• Short exercise:
Make an exact copy of the data below, leaving out every picture.

Stored data
start

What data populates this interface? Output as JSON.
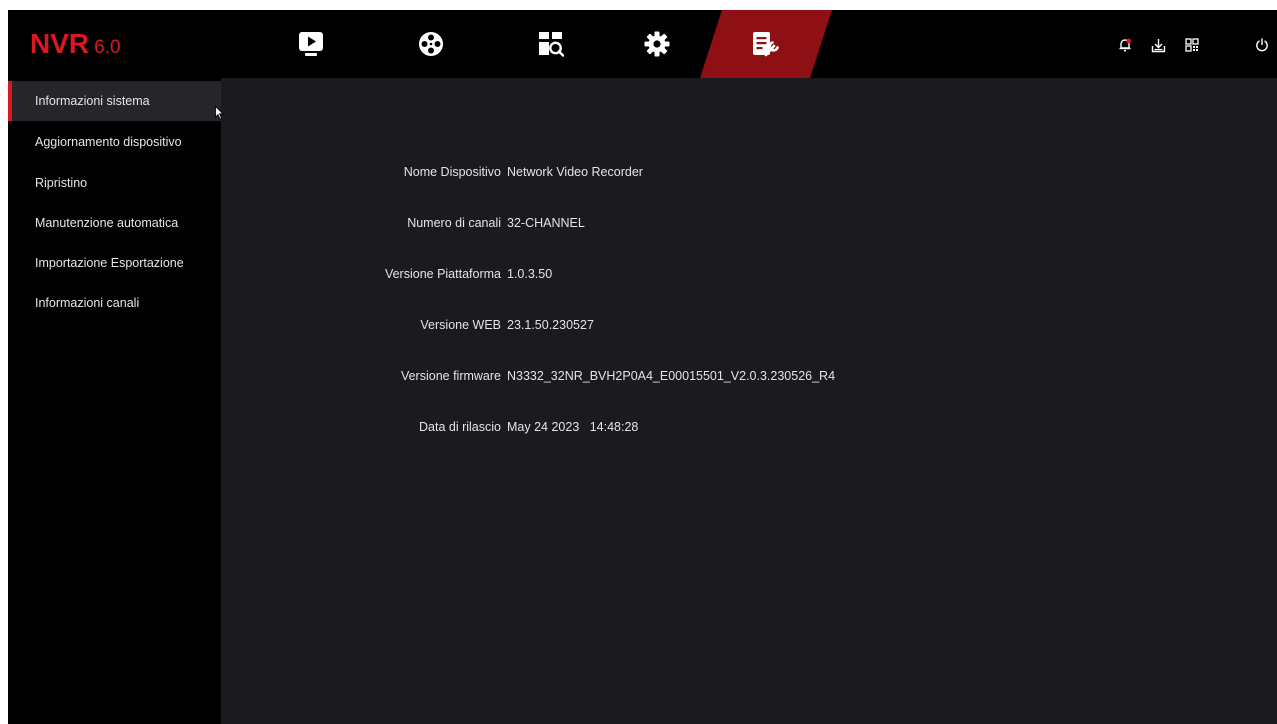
{
  "app": {
    "brand": "NVR",
    "version": "6.0"
  },
  "nav": [
    {
      "id": "live",
      "icon": "live-view-icon"
    },
    {
      "id": "playback",
      "icon": "playback-reel-icon"
    },
    {
      "id": "search",
      "icon": "smart-search-icon"
    },
    {
      "id": "settings",
      "icon": "gear-icon"
    },
    {
      "id": "maintenance",
      "icon": "maintenance-icon",
      "active": true
    }
  ],
  "toolbar": [
    {
      "icon": "alarm-bell-icon"
    },
    {
      "icon": "download-icon"
    },
    {
      "icon": "qr-code-icon"
    },
    {
      "icon": "power-icon"
    }
  ],
  "sidebar": {
    "items": [
      {
        "label": "Informazioni sistema",
        "active": true
      },
      {
        "label": "Aggiornamento dispositivo"
      },
      {
        "label": "Ripristino"
      },
      {
        "label": "Manutenzione automatica"
      },
      {
        "label": "Importazione Esportazione"
      },
      {
        "label": "Informazioni canali"
      }
    ]
  },
  "info": [
    {
      "label": "Nome Dispositivo",
      "value": "Network Video Recorder"
    },
    {
      "label": "Numero di canali",
      "value": "32-CHANNEL"
    },
    {
      "label": "Versione Piattaforma",
      "value": "1.0.3.50"
    },
    {
      "label": "Versione WEB",
      "value": "23.1.50.230527"
    },
    {
      "label": "Versione firmware",
      "value": "N3332_32NR_BVH2P0A4_E00015501_V2.0.3.230526_R4"
    },
    {
      "label": "Data di rilascio",
      "value": "May 24 2023   14:48:28"
    }
  ],
  "colors": {
    "accent": "#d9181f",
    "active_tab": "#8e1014",
    "background": "#1b1b1f",
    "sidebar": "#000000"
  }
}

end

• Solved problem:
What data populates this interface? Output as JSON.
{
  "app": {
    "brand": "NVR",
    "version": "6.0"
  },
  "nav": [
    {
      "id": "live",
      "icon": "live-view-icon"
    },
    {
      "id": "playback",
      "icon": "playback-reel-icon"
    },
    {
      "id": "search",
      "icon": "smart-search-icon"
    },
    {
      "id": "settings",
      "icon": "gear-icon"
    },
    {
      "id": "maintenance",
      "icon": "maintenance-icon",
      "active": true
    }
  ],
  "toolbar": [
    {
      "icon": "alarm-bell-icon"
    },
    {
      "icon": "download-icon"
    },
    {
      "icon": "qr-code-icon"
    },
    {
      "icon": "power-icon"
    }
  ],
  "sidebar": {
    "items": [
      {
        "label": "Informazioni sistema",
        "active": true
      },
      {
        "label": "Aggiornamento dispositivo"
      },
      {
        "label": "Ripristino"
      },
      {
        "label": "Manutenzione automatica"
      },
      {
        "label": "Importazione Esportazione"
      },
      {
        "label": "Informazioni canali"
      }
    ]
  },
  "info": [
    {
      "label": "Nome Dispositivo",
      "value": "Network Video Recorder"
    },
    {
      "label": "Numero di canali",
      "value": "32-CHANNEL"
    },
    {
      "label": "Versione Piattaforma",
      "value": "1.0.3.50"
    },
    {
      "label": "Versione WEB",
      "value": "23.1.50.230527"
    },
    {
      "label": "Versione firmware",
      "value": "N3332_32NR_BVH2P0A4_E00015501_V2.0.3.230526_R4"
    },
    {
      "label": "Data di rilascio",
      "value": "May 24 2023   14:48:28"
    }
  ],
  "colors": {
    "accent": "#d9181f",
    "active_tab": "#8e1014",
    "background": "#1b1b1f",
    "sidebar": "#000000"
  }
}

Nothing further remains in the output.